▶ _WORK INSTRUCTIONS_: Of all the lines in these entries, how many contain the string "Tiempo"? Give only that count.

-------- EXTRACTED RECORDS

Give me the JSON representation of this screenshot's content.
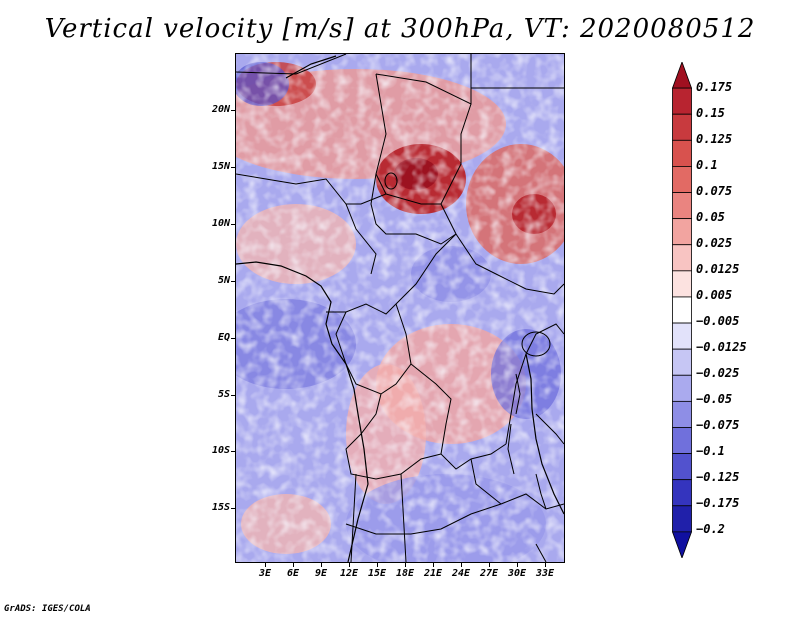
{
  "title": "Vertical velocity [m/s] at 300hPa, VT: 2020080512",
  "credit": "GrADS: IGES/COLA",
  "map": {
    "type": "heatmap",
    "lat_labels": [
      "20N",
      "15N",
      "10N",
      "5N",
      "EQ",
      "5S",
      "10S",
      "15S"
    ],
    "lat_values": [
      20,
      15,
      10,
      5,
      0,
      -5,
      -10,
      -15
    ],
    "lon_labels": [
      "3E",
      "6E",
      "9E",
      "12E",
      "15E",
      "18E",
      "21E",
      "24E",
      "27E",
      "30E",
      "33E"
    ],
    "lon_values": [
      3,
      6,
      9,
      12,
      15,
      18,
      21,
      24,
      27,
      30,
      33
    ],
    "extent": {
      "lon": [
        0.4,
        34.6
      ],
      "lat": [
        -19.2,
        24.8
      ]
    }
  },
  "colorbar": {
    "labels": [
      "0.175",
      "0.15",
      "0.125",
      "0.1",
      "0.075",
      "0.05",
      "0.025",
      "0.0125",
      "0.005",
      "−0.005",
      "−0.0125",
      "−0.025",
      "−0.05",
      "−0.075",
      "−0.1",
      "−0.125",
      "−0.175",
      "−0.2"
    ],
    "colors": [
      "#a01020",
      "#b82430",
      "#c83a3e",
      "#d8524e",
      "#e26a64",
      "#ea8480",
      "#f2a4a0",
      "#f8c4c2",
      "#fce2e0",
      "#ffffff",
      "#e2e2fa",
      "#c6c6f4",
      "#aaaaee",
      "#8e8ee6",
      "#7070dc",
      "#5252ce",
      "#3434be",
      "#2020aa",
      "#1010a0"
    ]
  }
}
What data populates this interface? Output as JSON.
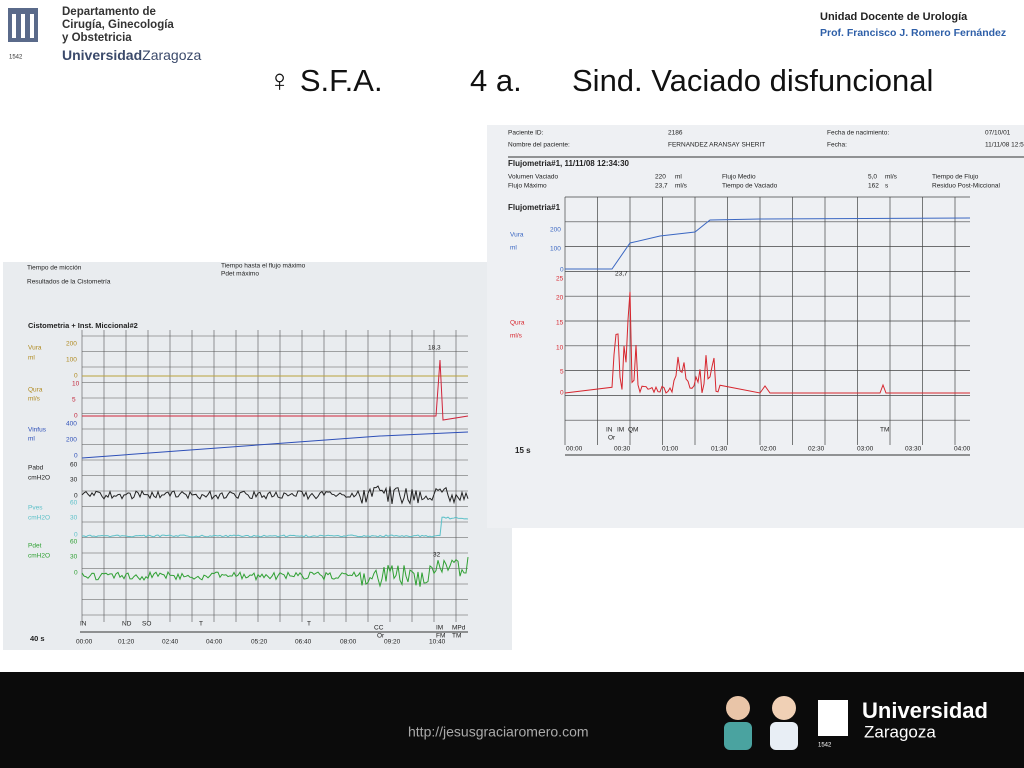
{
  "header": {
    "dept": [
      "Departamento de",
      "Cirugía, Ginecología",
      "y Obstetricia"
    ],
    "university": "Universidad",
    "city": "Zaragoza",
    "founded": "1542",
    "unit": "Unidad Docente de Urología",
    "professor": "Prof. Francisco J.  Romero Fernández"
  },
  "title": {
    "symbol": "♀ S.F.A.",
    "age": "4 a.",
    "diagnosis": "Sind. Vaciado disfuncional"
  },
  "right_photo": {
    "texts": [
      "Paciente ID:",
      "2186",
      "Fecha de nacimiento:",
      "07/10/01",
      "Nombre del paciente:",
      "FERNANDEZ ARANSAY SHERIT",
      "Fecha:",
      "11/11/08 12:5",
      "Flujometria#1,      11/11/08 12:34:30",
      "Volumen Vaciado",
      "220",
      "ml",
      "Flujo Medio",
      "5,0",
      "ml/s",
      "Tiempo de Flujo",
      "Flujo Máximo",
      "23,7",
      "ml/s",
      "Tiempo de Vaciado",
      "162",
      "s",
      "Residuo Post-Miccional",
      "Flujometria#1",
      "Vura",
      "ml",
      "200",
      "100",
      "0",
      "25",
      "20",
      "15",
      "10",
      "5",
      "0",
      "Qura",
      "ml/s",
      "23,7",
      "IN",
      "IM",
      "QM",
      "Or",
      "TM",
      "15 s",
      "00:00",
      "00:30",
      "01:00",
      "01:30",
      "02:00",
      "02:30",
      "03:00",
      "03:30",
      "04:00"
    ]
  },
  "left_photo": {
    "texts": [
      "Tiempo de micción",
      "Resultados de la Cistometría",
      "Tiempo hasta el flujo máximo",
      "Pdet máximo",
      "Cistometria + Inst. Miccional#2",
      "Vura",
      "ml",
      "200",
      "100",
      "0",
      "Qura",
      "ml/s",
      "10",
      "5",
      "0",
      "Vinfus",
      "ml",
      "400",
      "200",
      "0",
      "Pabd",
      "cmH2O",
      "60",
      "30",
      "0",
      "Pves",
      "cmH2O",
      "60",
      "30",
      "0",
      "Pdet",
      "cmH2O",
      "60",
      "30",
      "0",
      "18,3",
      "32",
      "IN",
      "ND",
      "SO",
      "T",
      "T",
      "CC",
      "Or",
      "IM",
      "FM",
      "MPd",
      "TM",
      "40 s",
      "00:00",
      "01:20",
      "02:40",
      "04:00",
      "05:20",
      "06:40",
      "08:00",
      "09:20",
      "10:40"
    ]
  },
  "footer": {
    "url": "http://jesusgraciaromero.com",
    "university": "Universidad",
    "city": "Zaragoza",
    "founded": "1542"
  }
}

----------------

▶ _OUTPUT OF THE EXERCISE_: 4